Records contained in a dataset:
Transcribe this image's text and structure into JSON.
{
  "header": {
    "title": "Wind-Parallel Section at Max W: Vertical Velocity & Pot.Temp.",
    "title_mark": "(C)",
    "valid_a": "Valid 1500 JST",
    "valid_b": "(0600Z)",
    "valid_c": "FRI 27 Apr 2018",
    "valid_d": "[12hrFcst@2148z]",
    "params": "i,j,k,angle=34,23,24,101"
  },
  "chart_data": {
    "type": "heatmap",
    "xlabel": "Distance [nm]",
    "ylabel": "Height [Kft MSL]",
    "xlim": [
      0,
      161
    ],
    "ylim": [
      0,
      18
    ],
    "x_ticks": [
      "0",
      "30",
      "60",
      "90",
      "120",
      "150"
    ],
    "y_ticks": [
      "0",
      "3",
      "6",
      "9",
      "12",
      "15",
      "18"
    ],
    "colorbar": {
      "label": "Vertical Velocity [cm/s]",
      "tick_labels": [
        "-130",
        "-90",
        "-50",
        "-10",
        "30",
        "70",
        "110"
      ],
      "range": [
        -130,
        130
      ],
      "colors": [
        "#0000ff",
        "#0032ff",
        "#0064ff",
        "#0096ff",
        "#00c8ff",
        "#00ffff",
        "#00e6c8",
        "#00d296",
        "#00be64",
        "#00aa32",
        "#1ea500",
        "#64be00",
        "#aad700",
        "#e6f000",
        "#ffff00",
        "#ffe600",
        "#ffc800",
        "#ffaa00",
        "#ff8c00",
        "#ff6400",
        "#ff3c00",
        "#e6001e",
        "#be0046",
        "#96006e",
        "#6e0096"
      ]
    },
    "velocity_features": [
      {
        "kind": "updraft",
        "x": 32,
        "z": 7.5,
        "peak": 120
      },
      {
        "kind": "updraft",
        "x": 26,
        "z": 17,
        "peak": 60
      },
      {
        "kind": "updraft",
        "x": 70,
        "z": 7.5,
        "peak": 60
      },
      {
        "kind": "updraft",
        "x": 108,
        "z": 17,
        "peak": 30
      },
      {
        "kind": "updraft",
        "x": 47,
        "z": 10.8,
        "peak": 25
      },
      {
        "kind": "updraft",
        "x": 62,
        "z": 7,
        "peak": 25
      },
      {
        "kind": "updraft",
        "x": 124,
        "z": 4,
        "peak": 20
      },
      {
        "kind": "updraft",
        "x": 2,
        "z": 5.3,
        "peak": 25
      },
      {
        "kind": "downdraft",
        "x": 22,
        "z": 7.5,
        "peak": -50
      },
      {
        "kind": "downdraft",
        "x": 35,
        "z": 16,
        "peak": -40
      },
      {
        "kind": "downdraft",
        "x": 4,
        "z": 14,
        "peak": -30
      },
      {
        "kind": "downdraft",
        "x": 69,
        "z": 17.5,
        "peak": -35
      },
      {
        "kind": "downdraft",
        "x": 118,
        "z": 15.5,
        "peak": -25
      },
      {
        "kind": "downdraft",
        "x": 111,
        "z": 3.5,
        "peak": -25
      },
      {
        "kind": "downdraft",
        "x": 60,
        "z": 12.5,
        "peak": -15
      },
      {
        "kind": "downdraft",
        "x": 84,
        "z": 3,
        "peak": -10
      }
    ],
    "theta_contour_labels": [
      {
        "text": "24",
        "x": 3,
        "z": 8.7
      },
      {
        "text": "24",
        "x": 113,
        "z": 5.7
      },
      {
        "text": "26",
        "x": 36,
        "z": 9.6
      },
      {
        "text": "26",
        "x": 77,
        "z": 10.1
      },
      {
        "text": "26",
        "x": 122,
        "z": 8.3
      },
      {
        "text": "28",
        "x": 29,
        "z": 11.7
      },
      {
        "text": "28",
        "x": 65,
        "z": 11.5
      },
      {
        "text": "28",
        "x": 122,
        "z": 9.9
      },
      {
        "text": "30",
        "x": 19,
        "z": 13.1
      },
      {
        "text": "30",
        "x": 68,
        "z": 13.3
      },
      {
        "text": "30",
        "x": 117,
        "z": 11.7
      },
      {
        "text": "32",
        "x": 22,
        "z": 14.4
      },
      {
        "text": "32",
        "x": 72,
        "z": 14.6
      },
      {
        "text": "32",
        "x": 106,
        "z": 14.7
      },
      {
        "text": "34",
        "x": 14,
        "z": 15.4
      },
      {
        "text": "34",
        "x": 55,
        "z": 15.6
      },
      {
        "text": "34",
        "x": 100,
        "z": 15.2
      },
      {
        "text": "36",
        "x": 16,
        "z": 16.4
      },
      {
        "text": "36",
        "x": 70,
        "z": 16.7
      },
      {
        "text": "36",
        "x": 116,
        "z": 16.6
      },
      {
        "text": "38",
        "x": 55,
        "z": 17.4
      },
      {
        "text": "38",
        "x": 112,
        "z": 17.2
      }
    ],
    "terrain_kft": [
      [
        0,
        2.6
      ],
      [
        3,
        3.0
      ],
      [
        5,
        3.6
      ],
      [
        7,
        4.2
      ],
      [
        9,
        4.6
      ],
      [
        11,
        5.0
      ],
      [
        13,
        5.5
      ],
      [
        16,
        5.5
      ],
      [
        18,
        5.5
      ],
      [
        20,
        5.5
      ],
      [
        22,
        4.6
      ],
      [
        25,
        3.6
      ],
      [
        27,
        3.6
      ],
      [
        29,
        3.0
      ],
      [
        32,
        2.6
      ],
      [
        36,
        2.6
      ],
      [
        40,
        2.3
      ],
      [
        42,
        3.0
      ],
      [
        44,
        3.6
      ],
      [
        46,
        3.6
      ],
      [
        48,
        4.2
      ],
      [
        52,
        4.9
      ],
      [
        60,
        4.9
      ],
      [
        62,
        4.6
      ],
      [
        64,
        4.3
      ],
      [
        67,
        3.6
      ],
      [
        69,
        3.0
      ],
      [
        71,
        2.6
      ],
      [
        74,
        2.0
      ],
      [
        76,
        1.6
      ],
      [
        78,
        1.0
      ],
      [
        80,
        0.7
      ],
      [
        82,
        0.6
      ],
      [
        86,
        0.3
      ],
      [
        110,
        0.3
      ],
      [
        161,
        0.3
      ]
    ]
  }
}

GIVEN REQUEST:
Transcribe every line of the data, exactly as it stands.

FINAL ANSWER:
Transcribe this image's text and structure into JSON.
{
  "header": {
    "title": "Wind-Parallel Section at Max W: Vertical Velocity & Pot.Temp.",
    "title_mark": "(C)",
    "valid_a": "Valid 1500 JST",
    "valid_b": "(0600Z)",
    "valid_c": "FRI 27 Apr 2018",
    "valid_d": "[12hrFcst@2148z]",
    "params": "i,j,k,angle=34,23,24,101"
  },
  "chart_data": {
    "type": "heatmap",
    "xlabel": "Distance [nm]",
    "ylabel": "Height [Kft MSL]",
    "xlim": [
      0,
      161
    ],
    "ylim": [
      0,
      18
    ],
    "x_ticks": [
      "0",
      "30",
      "60",
      "90",
      "120",
      "150"
    ],
    "y_ticks": [
      "0",
      "3",
      "6",
      "9",
      "12",
      "15",
      "18"
    ],
    "colorbar": {
      "label": "Vertical Velocity [cm/s]",
      "tick_labels": [
        "-130",
        "-90",
        "-50",
        "-10",
        "30",
        "70",
        "110"
      ],
      "range": [
        -130,
        130
      ],
      "colors": [
        "#0000ff",
        "#0032ff",
        "#0064ff",
        "#0096ff",
        "#00c8ff",
        "#00ffff",
        "#00e6c8",
        "#00d296",
        "#00be64",
        "#00aa32",
        "#1ea500",
        "#64be00",
        "#aad700",
        "#e6f000",
        "#ffff00",
        "#ffe600",
        "#ffc800",
        "#ffaa00",
        "#ff8c00",
        "#ff6400",
        "#ff3c00",
        "#e6001e",
        "#be0046",
        "#96006e",
        "#6e0096"
      ]
    },
    "velocity_features": [
      {
        "kind": "updraft",
        "x": 32,
        "z": 7.5,
        "peak": 120
      },
      {
        "kind": "updraft",
        "x": 26,
        "z": 17,
        "peak": 60
      },
      {
        "kind": "updraft",
        "x": 70,
        "z": 7.5,
        "peak": 60
      },
      {
        "kind": "updraft",
        "x": 108,
        "z": 17,
        "peak": 30
      },
      {
        "kind": "updraft",
        "x": 47,
        "z": 10.8,
        "peak": 25
      },
      {
        "kind": "updraft",
        "x": 62,
        "z": 7,
        "peak": 25
      },
      {
        "kind": "updraft",
        "x": 124,
        "z": 4,
        "peak": 20
      },
      {
        "kind": "updraft",
        "x": 2,
        "z": 5.3,
        "peak": 25
      },
      {
        "kind": "downdraft",
        "x": 22,
        "z": 7.5,
        "peak": -50
      },
      {
        "kind": "downdraft",
        "x": 35,
        "z": 16,
        "peak": -40
      },
      {
        "kind": "downdraft",
        "x": 4,
        "z": 14,
        "peak": -30
      },
      {
        "kind": "downdraft",
        "x": 69,
        "z": 17.5,
        "peak": -35
      },
      {
        "kind": "downdraft",
        "x": 118,
        "z": 15.5,
        "peak": -25
      },
      {
        "kind": "downdraft",
        "x": 111,
        "z": 3.5,
        "peak": -25
      },
      {
        "kind": "downdraft",
        "x": 60,
        "z": 12.5,
        "peak": -15
      },
      {
        "kind": "downdraft",
        "x": 84,
        "z": 3,
        "peak": -10
      }
    ],
    "theta_contour_labels": [
      {
        "text": "24",
        "x": 3,
        "z": 8.7
      },
      {
        "text": "24",
        "x": 113,
        "z": 5.7
      },
      {
        "text": "26",
        "x": 36,
        "z": 9.6
      },
      {
        "text": "26",
        "x": 77,
        "z": 10.1
      },
      {
        "text": "26",
        "x": 122,
        "z": 8.3
      },
      {
        "text": "28",
        "x": 29,
        "z": 11.7
      },
      {
        "text": "28",
        "x": 65,
        "z": 11.5
      },
      {
        "text": "28",
        "x": 122,
        "z": 9.9
      },
      {
        "text": "30",
        "x": 19,
        "z": 13.1
      },
      {
        "text": "30",
        "x": 68,
        "z": 13.3
      },
      {
        "text": "30",
        "x": 117,
        "z": 11.7
      },
      {
        "text": "32",
        "x": 22,
        "z": 14.4
      },
      {
        "text": "32",
        "x": 72,
        "z": 14.6
      },
      {
        "text": "32",
        "x": 106,
        "z": 14.7
      },
      {
        "text": "34",
        "x": 14,
        "z": 15.4
      },
      {
        "text": "34",
        "x": 55,
        "z": 15.6
      },
      {
        "text": "34",
        "x": 100,
        "z": 15.2
      },
      {
        "text": "36",
        "x": 16,
        "z": 16.4
      },
      {
        "text": "36",
        "x": 70,
        "z": 16.7
      },
      {
        "text": "36",
        "x": 116,
        "z": 16.6
      },
      {
        "text": "38",
        "x": 55,
        "z": 17.4
      },
      {
        "text": "38",
        "x": 112,
        "z": 17.2
      }
    ],
    "terrain_kft": [
      [
        0,
        2.6
      ],
      [
        3,
        3.0
      ],
      [
        5,
        3.6
      ],
      [
        7,
        4.2
      ],
      [
        9,
        4.6
      ],
      [
        11,
        5.0
      ],
      [
        13,
        5.5
      ],
      [
        16,
        5.5
      ],
      [
        18,
        5.5
      ],
      [
        20,
        5.5
      ],
      [
        22,
        4.6
      ],
      [
        25,
        3.6
      ],
      [
        27,
        3.6
      ],
      [
        29,
        3.0
      ],
      [
        32,
        2.6
      ],
      [
        36,
        2.6
      ],
      [
        40,
        2.3
      ],
      [
        42,
        3.0
      ],
      [
        44,
        3.6
      ],
      [
        46,
        3.6
      ],
      [
        48,
        4.2
      ],
      [
        52,
        4.9
      ],
      [
        60,
        4.9
      ],
      [
        62,
        4.6
      ],
      [
        64,
        4.3
      ],
      [
        67,
        3.6
      ],
      [
        69,
        3.0
      ],
      [
        71,
        2.6
      ],
      [
        74,
        2.0
      ],
      [
        76,
        1.6
      ],
      [
        78,
        1.0
      ],
      [
        80,
        0.7
      ],
      [
        82,
        0.6
      ],
      [
        86,
        0.3
      ],
      [
        110,
        0.3
      ],
      [
        161,
        0.3
      ]
    ]
  }
}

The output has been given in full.